BEGIN DATASET ROWS

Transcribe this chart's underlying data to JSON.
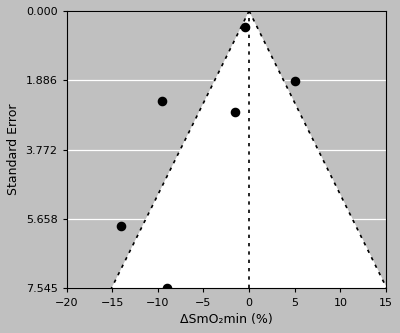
{
  "points_x": [
    -14.0,
    -9.5,
    -1.5,
    -0.5,
    5.0,
    -9.0
  ],
  "points_y": [
    5.85,
    2.45,
    2.75,
    0.45,
    1.9,
    7.52
  ],
  "funnel_apex_x": 0.0,
  "funnel_apex_y": 0.0,
  "funnel_base_y": 7.545,
  "funnel_halfwidth_at_base": 15.09,
  "vline_x": 0.0,
  "xlim": [
    -20,
    15
  ],
  "ylim_max": 7.545,
  "yticks": [
    0,
    1.886,
    3.772,
    5.658,
    7.545
  ],
  "xticks": [
    -20,
    -15,
    -10,
    -5,
    0,
    5,
    10,
    15
  ],
  "xlabel": "ΔSmO₂min (%)",
  "ylabel": "Standard Error",
  "outer_bg_color": "#c0c0c0",
  "plot_bg_color": "#ffffff",
  "funnel_color": "#ffffff",
  "grid_color": "#d8d8d8",
  "dot_color": "#000000",
  "dot_size": 35,
  "font_size_ticks": 8,
  "font_size_label": 9
}
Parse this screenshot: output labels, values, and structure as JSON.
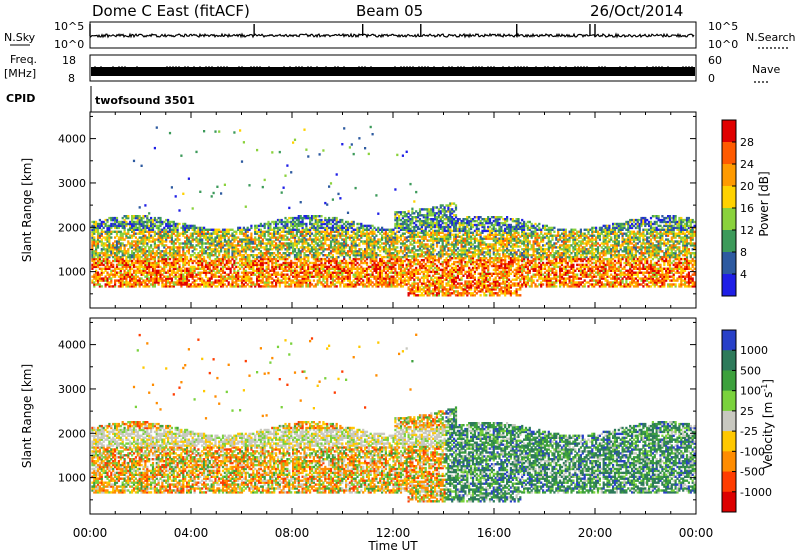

END DATASET ROWS

WHAT IS EXPECTED » Copy all of the entries verbatim, leaving out any pictures they contain.

TASK OUTPUT »
Transcribe this chart's underlying data to JSON.
{
  "points_x": [
    -14.0,
    -9.5,
    -1.5,
    -0.5,
    5.0,
    -9.0
  ],
  "points_y": [
    5.85,
    2.45,
    2.75,
    0.45,
    1.9,
    7.52
  ],
  "funnel_apex_x": 0.0,
  "funnel_apex_y": 0.0,
  "funnel_base_y": 7.545,
  "funnel_halfwidth_at_base": 15.09,
  "vline_x": 0.0,
  "xlim": [
    -20,
    15
  ],
  "ylim_max": 7.545,
  "yticks": [
    0,
    1.886,
    3.772,
    5.658,
    7.545
  ],
  "xticks": [
    -20,
    -15,
    -10,
    -5,
    0,
    5,
    10,
    15
  ],
  "xlabel": "ΔSmO₂min (%)",
  "ylabel": "Standard Error",
  "outer_bg_color": "#c0c0c0",
  "plot_bg_color": "#ffffff",
  "funnel_color": "#ffffff",
  "grid_color": "#d8d8d8",
  "dot_color": "#000000",
  "dot_size": 35,
  "font_size_ticks": 8,
  "font_size_label": 9
}
Parse this screenshot: output labels, values, and structure as JSON.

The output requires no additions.